**TASK BRIEF**
Copy each line exactly. Drop every picture.

**DATA EXCERPTS**
# # # #
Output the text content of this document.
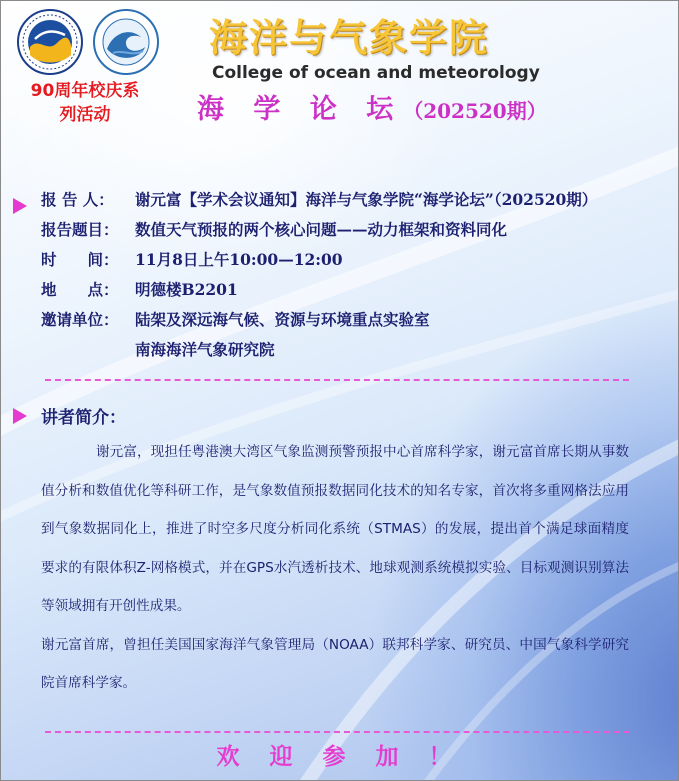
90周年校庆系
列活动
海洋与气象学院
College of ocean and meteorology
海 学 论 坛（202520期）
报 告 人： 谢元富【学术会议通知】海洋与气象学院“海学论坛”（202520期）
报告题目： 数值天气预报的两个核心问题——动力框架和资料同化
时　　间： 11月8日上午10:00—12:00
地　　点： 明德楼B2201
邀请单位： 陆架及深远海气候、资源与环境重点实验室
南海海洋气象研究院
讲者简介：

谢元富，现担任粤港澳大湾区气象监测预警预报中心首席科学家，谢元富首席长期从事数值分析和数值优化等科研工作，是气象数值预报数据同化技术的知名专家，首次将多重网格法应用到气象数据同化上，推进了时空多尺度分析同化系统（STMAS）的发展，提出首个满足球面精度要求的有限体积Z-网格模式，并在GPS水汽透析技术、地球观测系统模拟实验、目标观测识别算法等领域拥有开创性成果。

谢元富首席，曾担任美国国家海洋气象管理局（NOAA）联邦科学家、研究员、中国气象科学研究院首席科学家。

欢 迎 参 加 ！
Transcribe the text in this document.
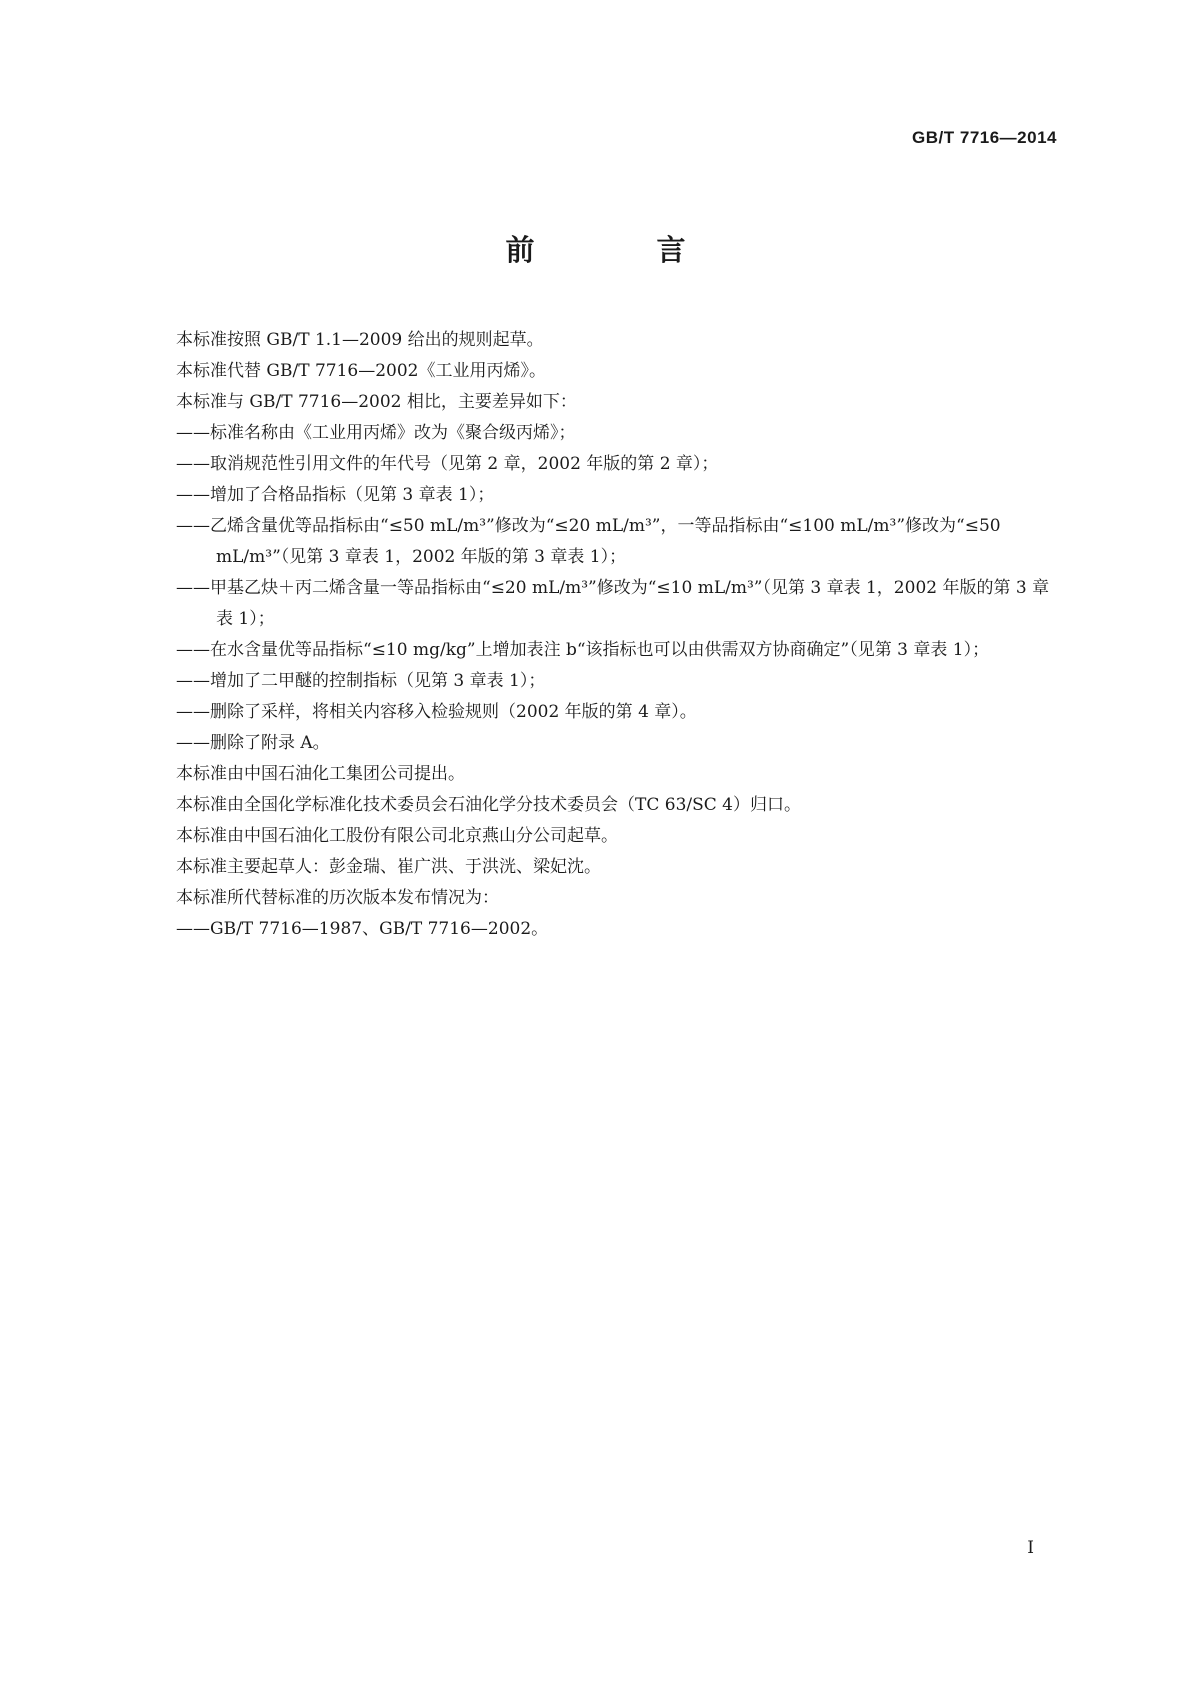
GB/T 7716—2014
前 言
本标准按照 GB/T 1.1—2009 给出的规则起草。
本标准代替 GB/T 7716—2002《工业用丙烯》。
本标准与 GB/T 7716—2002 相比，主要差异如下：
——标准名称由《工业用丙烯》改为《聚合级丙烯》；
——取消规范性引用文件的年代号（见第 2 章，2002 年版的第 2 章）；
——增加了合格品指标（见第 3 章表 1）；
——乙烯含量优等品指标由“≤50 mL/m³”修改为“≤20 mL/m³”，一等品指标由“≤100 mL/m³”修改为“≤50 mL/m³”（见第 3 章表 1，2002 年版的第 3 章表 1）；
——甲基乙炔＋丙二烯含量一等品指标由“≤20 mL/m³”修改为“≤10 mL/m³”（见第 3 章表 1，2002 年版的第 3 章表 1）；
——在水含量优等品指标“≤10 mg/kg”上增加表注 b“该指标也可以由供需双方协商确定”（见第 3 章表 1）；
——增加了二甲醚的控制指标（见第 3 章表 1）；
——删除了采样，将相关内容移入检验规则（2002 年版的第 4 章）。
——删除了附录 A。
本标准由中国石油化工集团公司提出。
本标准由全国化学标准化技术委员会石油化学分技术委员会（TC 63/SC 4）归口。
本标准由中国石油化工股份有限公司北京燕山分公司起草。
本标准主要起草人：彭金瑞、崔广洪、于洪洸、梁妃沈。
本标准所代替标准的历次版本发布情况为：
——GB/T 7716—1987、GB/T 7716—2002。
I
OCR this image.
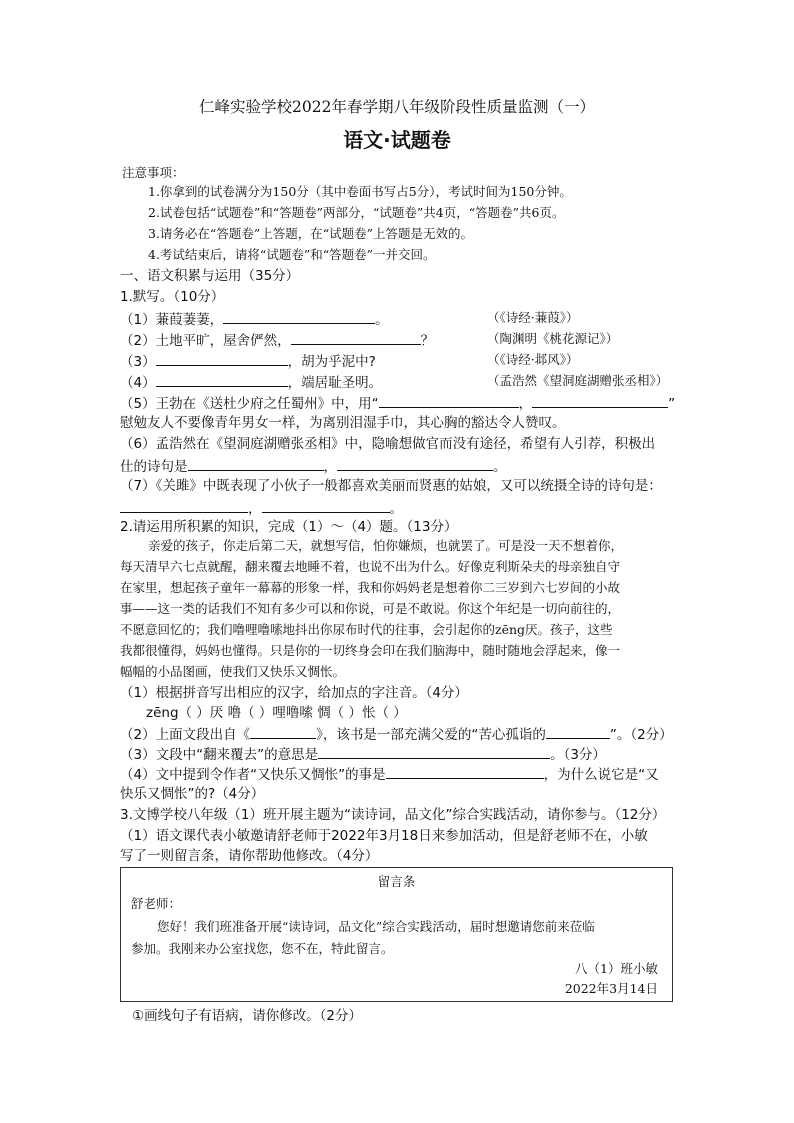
仁峰实验学校2022年春学期八年级阶段性质量监测（一）
语文·试题卷
注意事项：
1.你拿到的试卷满分为150分（其中卷面书写占5分），考试时间为150分钟。
2.试卷包括“试题卷”和“答题卷”两部分，“试题卷”共4页，“答题卷”共6页。
3.请务必在“答题卷”上答题，在“试题卷”上答题是无效的。
4.考试结束后，请将“试题卷”和“答题卷”一并交回。
一、语文积累与运用（35分）
1.默写。（10分）
（1）蒹葭萋萋，	。	（《诗经·蒹葭》）
（2）土地平旷，屋舍俨然，	？	（陶渊明《桃花源记》）
（3）	，胡为乎泥中?	（《诗经·邶风》）
（4）	，端居耻圣明。	（孟浩然《望洞庭湖赠张丞相》）
（5）王勃在《送杜少府之任蜀州》中，用“	，	”
慰勉友人不要像青年男女一样，为离别泪湿手巾，其心胸的豁达令人赞叹。
（6）孟浩然在《望洞庭湖赠张丞相》中，隐喻想做官而没有途径，希望有人引荐，积极出
仕的诗句是	，	。
（7）《关雎》中既表现了小伙子一般都喜欢美丽而贤惠的姑娘，又可以统摄全诗的诗句是：
，	。
2.请运用所积累的知识，完成（1）～（4）题。（13分）
亲爱的孩子，你走后第二天，就想写信，怕你嫌烦，也就罢了。可是没一天不想着你，
每天清早六七点就醒，翻来覆去地睡不着，也说不出为什么。好像克利斯朵夫的母亲独自守
在家里，想起孩子童年一幕幕的形象一样，我和你妈妈老是想着你二三岁到六七岁间的小故
事——这一类的话我们不知有多少可以和你说，可是不敢说。你这个年纪是一切向前往的，
不愿意回忆的；我们噜哩噜嗦地抖出你尿布时代的往事，会引起你的zēng厌。孩子，这些
我都很懂得，妈妈也懂得。只是你的一切终身会印在我们脑海中，随时随地会浮起来，像一
幅幅的小品图画，使我们又快乐又惆怅。
（1）根据拼音写出相应的汉字，给加点的字注音。（4分）
zēng（ ）厌 噜（ ）哩噜嗦 惆（ ）怅（ ）
（2）上面文段出自《	》，该书是一部充满父爱的“苦心孤诣的	”。（2分）
（3）文段中“翻来覆去”的意思是	。（3分）
（4）文中提到令作者“又快乐又惆怅”的事是	，为什么说它是“又
快乐又惆怅”的?（4分）
3.文博学校八年级（1）班开展主题为“读诗词，品文化”综合实践活动，请你参与。（12分）
（1）语文课代表小敏邀请舒老师于2022年3月18日来参加活动，但是舒老师不在，小敏
写了一则留言条，请你帮助他修改。（4分）
留言条
舒老师：
您好！我们班准备开展“读诗词，品文化”综合实践活动，届时想邀请您前来莅临
参加。我刚来办公室找您，您不在，特此留言。
八（1）班小敏
2022年3月14日
①画线句子有语病，请你修改。（2分）
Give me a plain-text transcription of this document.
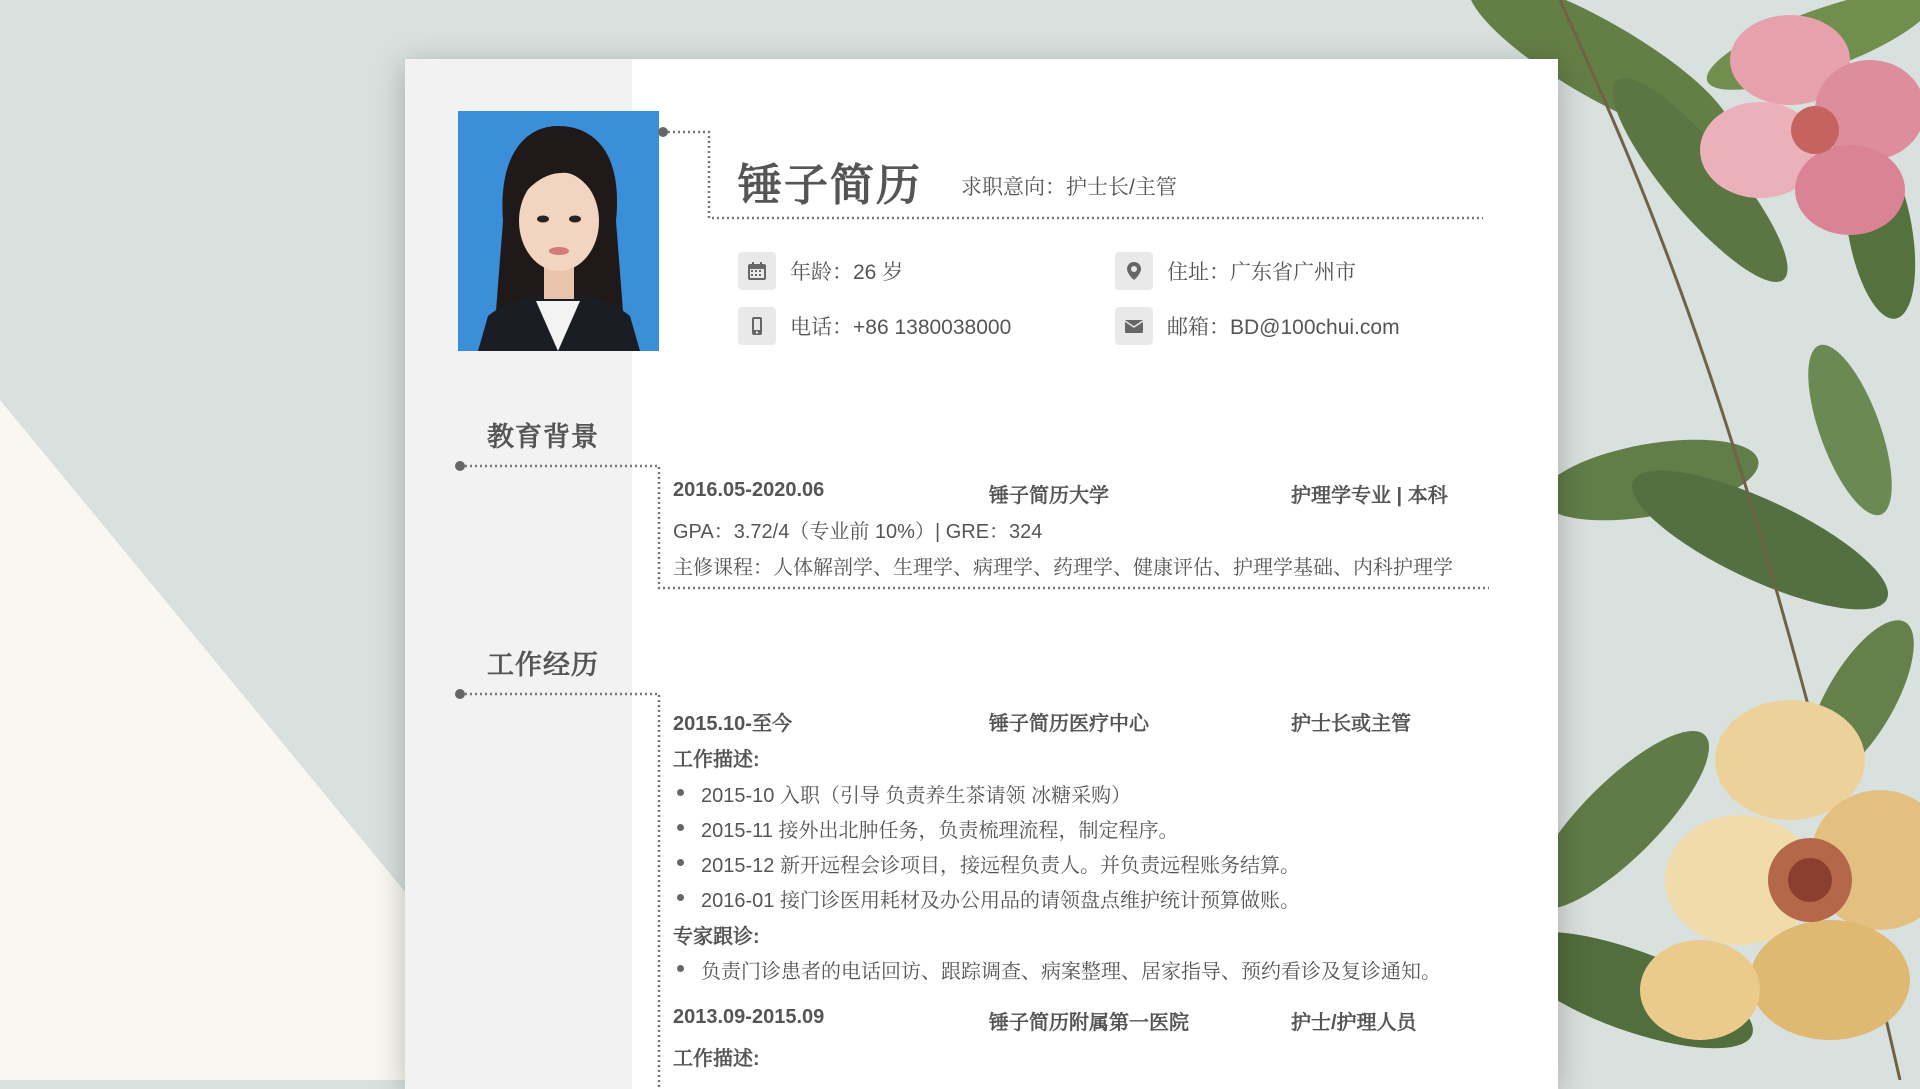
锤子简历 求职意向：护士长/主管
年龄：26 岁	住址：广东省广州市
电话：+86 1380038000	邮箱：BD@100chui.com
教育背景
2016.05-2020.06	锤子简历大学	护理学专业 | 本科
GPA：3.72/4（专业前 10%）| GRE：324
主修课程：人体解剖学、生理学、病理学、药理学、健康评估、护理学基础、内科护理学
工作经历
2015.10-至今	锤子简历医疗中心	护士长或主管
工作描述:
2015-10 入职（引导 负责养生茶请领 冰糖采购）
2015-11 接外出北肿任务，负责梳理流程，制定程序。
2015-12 新开远程会诊项目，接远程负责人。并负责远程账务结算。
2016-01 接门诊医用耗材及办公用品的请领盘点维护统计预算做账。
专家跟诊:
负责门诊患者的电话回访、跟踪调查、病案整理、居家指导、预约看诊及复诊通知。
2013.09-2015.09	锤子简历附属第一医院	护士/护理人员
工作描述:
# # # #
**SOLUTION TO THIS EXERCISE**
Output the text content of this document.
90周年校庆系
列活动
海洋与气象学院
College of ocean and meteorology
海 学 论 坛（202520期）
报 告 人： 谢元富【学术会议通知】海洋与气象学院“海学论坛”（202520期）
报告题目： 数值天气预报的两个核心问题——动力框架和资料同化
时　　间： 11月8日上午10:00—12:00
地　　点： 明德楼B2201
邀请单位： 陆架及深远海气候、资源与环境重点实验室
南海海洋气象研究院
讲者简介：

谢元富，现担任粤港澳大湾区气象监测预警预报中心首席科学家，谢元富首席长期从事数值分析和数值优化等科研工作，是气象数值预报数据同化技术的知名专家，首次将多重网格法应用到气象数据同化上，推进了时空多尺度分析同化系统（STMAS）的发展，提出首个满足球面精度要求的有限体积Z-网格模式，并在GPS水汽透析技术、地球观测系统模拟实验、目标观测识别算法等领域拥有开创性成果。

谢元富首席，曾担任美国国家海洋气象管理局（NOAA）联邦科学家、研究员、中国气象科学研究院首席科学家。

欢 迎 参 加 ！
Transcribe the text in this document.
GB/T 7716—2014
前 言
本标准按照 GB/T 1.1—2009 给出的规则起草。
本标准代替 GB/T 7716—2002《工业用丙烯》。
本标准与 GB/T 7716—2002 相比，主要差异如下：
——标准名称由《工业用丙烯》改为《聚合级丙烯》；
——取消规范性引用文件的年代号（见第 2 章，2002 年版的第 2 章）；
——增加了合格品指标（见第 3 章表 1）；
——乙烯含量优等品指标由“≤50 mL/m³”修改为“≤20 mL/m³”，一等品指标由“≤100 mL/m³”修改为“≤50 mL/m³”（见第 3 章表 1，2002 年版的第 3 章表 1）；
——甲基乙炔＋丙二烯含量一等品指标由“≤20 mL/m³”修改为“≤10 mL/m³”（见第 3 章表 1，2002 年版的第 3 章表 1）；
——在水含量优等品指标“≤10 mg/kg”上增加表注 b“该指标也可以由供需双方协商确定”（见第 3 章表 1）；
——增加了二甲醚的控制指标（见第 3 章表 1）；
——删除了采样，将相关内容移入检验规则（2002 年版的第 4 章）。
——删除了附录 A。
本标准由中国石油化工集团公司提出。
本标准由全国化学标准化技术委员会石油化学分技术委员会（TC 63/SC 4）归口。
本标准由中国石油化工股份有限公司北京燕山分公司起草。
本标准主要起草人：彭金瑞、崔广洪、于洪洸、梁妃沈。
本标准所代替标准的历次版本发布情况为：
——GB/T 7716—1987、GB/T 7716—2002。
I
OCR this image.
仁峰实验学校2022年春学期八年级阶段性质量监测（一）
语文·试题卷
注意事项：
1.你拿到的试卷满分为150分（其中卷面书写占5分），考试时间为150分钟。
2.试卷包括“试题卷”和“答题卷”两部分，“试题卷”共4页，“答题卷”共6页。
3.请务必在“答题卷”上答题，在“试题卷”上答题是无效的。
4.考试结束后，请将“试题卷”和“答题卷”一并交回。
一、语文积累与运用（35分）
1.默写。（10分）
（1）蒹葭萋萋，	。	（《诗经·蒹葭》）
（2）土地平旷，屋舍俨然，	？	（陶渊明《桃花源记》）
（3）	，胡为乎泥中?	（《诗经·邶风》）
（4）	，端居耻圣明。	（孟浩然《望洞庭湖赠张丞相》）
（5）王勃在《送杜少府之任蜀州》中，用“	，	”
慰勉友人不要像青年男女一样，为离别泪湿手巾，其心胸的豁达令人赞叹。
（6）孟浩然在《望洞庭湖赠张丞相》中，隐喻想做官而没有途径，希望有人引荐，积极出
仕的诗句是	，	。
（7）《关雎》中既表现了小伙子一般都喜欢美丽而贤惠的姑娘，又可以统摄全诗的诗句是：
，	。
2.请运用所积累的知识，完成（1）～（4）题。（13分）
亲爱的孩子，你走后第二天，就想写信，怕你嫌烦，也就罢了。可是没一天不想着你，
每天清早六七点就醒，翻来覆去地睡不着，也说不出为什么。好像克利斯朵夫的母亲独自守
在家里，想起孩子童年一幕幕的形象一样，我和你妈妈老是想着你二三岁到六七岁间的小故
事——这一类的话我们不知有多少可以和你说，可是不敢说。你这个年纪是一切向前往的，
不愿意回忆的；我们噜哩噜嗦地抖出你尿布时代的往事，会引起你的zēng厌。孩子，这些
我都很懂得，妈妈也懂得。只是你的一切终身会印在我们脑海中，随时随地会浮起来，像一
幅幅的小品图画，使我们又快乐又惆怅。
（1）根据拼音写出相应的汉字，给加点的字注音。（4分）
zēng（ ）厌 噜（ ）哩噜嗦 惆（ ）怅（ ）
（2）上面文段出自《	》，该书是一部充满父爱的“苦心孤诣的	”。（2分）
（3）文段中“翻来覆去”的意思是	。（3分）
（4）文中提到令作者“又快乐又惆怅”的事是	，为什么说它是“又
快乐又惆怅”的?（4分）
3.文博学校八年级（1）班开展主题为“读诗词，品文化”综合实践活动，请你参与。（12分）
（1）语文课代表小敏邀请舒老师于2022年3月18日来参加活动，但是舒老师不在，小敏
写了一则留言条，请你帮助他修改。（4分）
留言条
舒老师：
您好！我们班准备开展“读诗词，品文化”综合实践活动，届时想邀请您前来莅临
参加。我刚来办公室找您，您不在，特此留言。
八（1）班小敏
2022年3月14日
①画线句子有语病，请你修改。（2分）
Give me a plain-text transcription of this document.
锤子简历 求职意向：护士长/主管
年龄：26 岁	住址：广东省广州市
电话：+86 1380038000	邮箱：BD@100chui.com
教育背景
2016.05-2020.06	锤子简历大学	护理学专业 | 本科
GPA：3.72/4（专业前 10%）| GRE：324
主修课程：人体解剖学、生理学、病理学、药理学、健康评估、护理学基础、内科护理学
工作经历
2015.10-至今	锤子简历医疗中心	护士长或主管
工作描述:
2015-10 入职（引导 负责养生茶请领 冰糖采购）
2015-11 接外出北肿任务，负责梳理流程，制定程序。
2015-12 新开远程会诊项目，接远程负责人。并负责远程账务结算。
2016-01 接门诊医用耗材及办公用品的请领盘点维护统计预算做账。
专家跟诊:
负责门诊患者的电话回访、跟踪调查、病案整理、居家指导、预约看诊及复诊通知。
2013.09-2015.09	锤子简历附属第一医院	护士/护理人员
工作描述:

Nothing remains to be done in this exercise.